# Listings of layout items with boxes:
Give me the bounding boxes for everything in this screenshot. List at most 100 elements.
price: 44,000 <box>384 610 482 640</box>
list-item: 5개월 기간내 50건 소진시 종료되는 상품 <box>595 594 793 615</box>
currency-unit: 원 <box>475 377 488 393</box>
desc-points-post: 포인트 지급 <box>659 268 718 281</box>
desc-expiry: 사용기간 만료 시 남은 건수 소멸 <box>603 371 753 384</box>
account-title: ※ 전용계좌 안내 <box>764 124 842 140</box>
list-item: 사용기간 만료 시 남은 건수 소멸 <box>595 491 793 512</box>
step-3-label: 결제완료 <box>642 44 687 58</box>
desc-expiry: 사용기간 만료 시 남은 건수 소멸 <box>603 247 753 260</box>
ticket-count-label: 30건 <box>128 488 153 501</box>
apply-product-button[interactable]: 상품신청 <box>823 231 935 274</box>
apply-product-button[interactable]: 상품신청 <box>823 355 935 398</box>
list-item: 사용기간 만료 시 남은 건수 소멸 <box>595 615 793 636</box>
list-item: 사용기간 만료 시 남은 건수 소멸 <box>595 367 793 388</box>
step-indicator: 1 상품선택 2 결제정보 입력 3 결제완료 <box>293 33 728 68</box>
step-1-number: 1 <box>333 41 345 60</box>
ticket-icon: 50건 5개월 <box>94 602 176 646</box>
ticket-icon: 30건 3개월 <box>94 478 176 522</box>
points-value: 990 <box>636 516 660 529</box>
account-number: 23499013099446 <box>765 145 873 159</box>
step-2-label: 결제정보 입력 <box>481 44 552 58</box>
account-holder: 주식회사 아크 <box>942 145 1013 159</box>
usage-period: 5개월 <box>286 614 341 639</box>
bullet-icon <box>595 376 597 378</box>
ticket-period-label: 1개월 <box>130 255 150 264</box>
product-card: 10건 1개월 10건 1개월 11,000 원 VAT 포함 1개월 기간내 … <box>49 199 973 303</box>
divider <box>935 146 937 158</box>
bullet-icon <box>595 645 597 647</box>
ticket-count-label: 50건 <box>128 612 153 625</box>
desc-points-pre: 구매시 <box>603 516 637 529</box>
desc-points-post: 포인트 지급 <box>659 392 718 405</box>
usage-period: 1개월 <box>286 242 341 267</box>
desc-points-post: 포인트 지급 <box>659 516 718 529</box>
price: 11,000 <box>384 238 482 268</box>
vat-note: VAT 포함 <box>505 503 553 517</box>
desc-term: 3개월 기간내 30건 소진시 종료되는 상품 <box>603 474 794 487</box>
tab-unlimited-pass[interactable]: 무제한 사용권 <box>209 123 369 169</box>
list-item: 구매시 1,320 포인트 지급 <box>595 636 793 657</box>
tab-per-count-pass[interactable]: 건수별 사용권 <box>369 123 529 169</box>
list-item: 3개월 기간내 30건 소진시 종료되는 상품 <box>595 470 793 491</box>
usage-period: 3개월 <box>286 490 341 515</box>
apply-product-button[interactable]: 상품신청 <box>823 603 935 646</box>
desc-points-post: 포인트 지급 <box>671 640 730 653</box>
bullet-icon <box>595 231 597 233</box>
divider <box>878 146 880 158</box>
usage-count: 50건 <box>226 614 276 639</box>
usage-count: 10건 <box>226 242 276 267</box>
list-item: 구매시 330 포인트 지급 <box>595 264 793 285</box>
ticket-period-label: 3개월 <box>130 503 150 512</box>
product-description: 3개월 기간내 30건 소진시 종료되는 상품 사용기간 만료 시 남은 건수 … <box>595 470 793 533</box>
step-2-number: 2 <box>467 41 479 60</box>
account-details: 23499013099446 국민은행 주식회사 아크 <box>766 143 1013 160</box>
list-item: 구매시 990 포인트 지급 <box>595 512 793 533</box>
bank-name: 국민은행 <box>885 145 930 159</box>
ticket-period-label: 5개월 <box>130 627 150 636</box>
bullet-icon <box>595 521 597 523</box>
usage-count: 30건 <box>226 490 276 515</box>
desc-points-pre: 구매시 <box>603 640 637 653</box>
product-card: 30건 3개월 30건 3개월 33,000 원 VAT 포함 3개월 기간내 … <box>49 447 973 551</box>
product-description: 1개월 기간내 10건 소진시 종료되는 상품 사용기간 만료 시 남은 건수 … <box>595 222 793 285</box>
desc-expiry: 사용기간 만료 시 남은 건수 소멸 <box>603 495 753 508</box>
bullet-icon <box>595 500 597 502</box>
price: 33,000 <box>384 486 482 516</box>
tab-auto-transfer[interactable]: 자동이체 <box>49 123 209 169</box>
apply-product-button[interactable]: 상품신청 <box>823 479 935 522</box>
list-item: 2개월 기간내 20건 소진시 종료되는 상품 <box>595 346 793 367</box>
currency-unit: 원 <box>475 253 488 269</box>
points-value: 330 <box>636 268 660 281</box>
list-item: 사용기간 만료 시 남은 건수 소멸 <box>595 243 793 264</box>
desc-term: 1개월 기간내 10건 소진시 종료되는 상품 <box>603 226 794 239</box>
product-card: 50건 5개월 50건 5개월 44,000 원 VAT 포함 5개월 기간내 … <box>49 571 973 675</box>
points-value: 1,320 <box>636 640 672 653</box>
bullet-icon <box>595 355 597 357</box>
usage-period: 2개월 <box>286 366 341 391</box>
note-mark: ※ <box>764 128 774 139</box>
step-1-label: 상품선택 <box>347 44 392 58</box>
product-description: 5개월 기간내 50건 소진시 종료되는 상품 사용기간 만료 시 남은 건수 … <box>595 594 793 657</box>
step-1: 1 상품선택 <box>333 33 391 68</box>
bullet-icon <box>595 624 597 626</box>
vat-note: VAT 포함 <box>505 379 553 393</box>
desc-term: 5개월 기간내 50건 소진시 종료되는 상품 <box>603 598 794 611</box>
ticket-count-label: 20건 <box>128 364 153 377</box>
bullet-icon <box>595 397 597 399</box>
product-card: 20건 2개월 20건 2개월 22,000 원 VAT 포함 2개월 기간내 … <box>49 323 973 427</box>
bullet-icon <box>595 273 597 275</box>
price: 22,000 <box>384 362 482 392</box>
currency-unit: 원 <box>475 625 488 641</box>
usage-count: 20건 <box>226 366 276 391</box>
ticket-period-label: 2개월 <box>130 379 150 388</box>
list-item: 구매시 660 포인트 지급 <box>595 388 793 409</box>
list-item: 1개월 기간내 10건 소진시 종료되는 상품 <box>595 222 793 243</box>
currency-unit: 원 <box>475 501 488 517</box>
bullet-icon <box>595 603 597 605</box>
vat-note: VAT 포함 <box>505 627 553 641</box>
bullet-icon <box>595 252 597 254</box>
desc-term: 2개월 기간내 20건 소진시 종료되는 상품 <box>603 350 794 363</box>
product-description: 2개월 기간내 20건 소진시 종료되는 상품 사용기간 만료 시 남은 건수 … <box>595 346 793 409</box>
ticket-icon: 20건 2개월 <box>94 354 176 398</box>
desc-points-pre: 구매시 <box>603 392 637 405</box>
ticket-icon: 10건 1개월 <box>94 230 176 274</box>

# What you will do:
Starting with the first line of the items, reproduce each line unchanged, and stop after the line that contains "desc-expiry: 사용기간 만료 시 남은 건수 소멸 <box>603 371".

# Final result:
Give me the bounding boxes for everything in this screenshot. List at most 100 elements.
price: 44,000 <box>384 610 482 640</box>
list-item: 5개월 기간내 50건 소진시 종료되는 상품 <box>595 594 793 615</box>
currency-unit: 원 <box>475 377 488 393</box>
desc-points-post: 포인트 지급 <box>659 268 718 281</box>
desc-expiry: 사용기간 만료 시 남은 건수 소멸 <box>603 371 753 384</box>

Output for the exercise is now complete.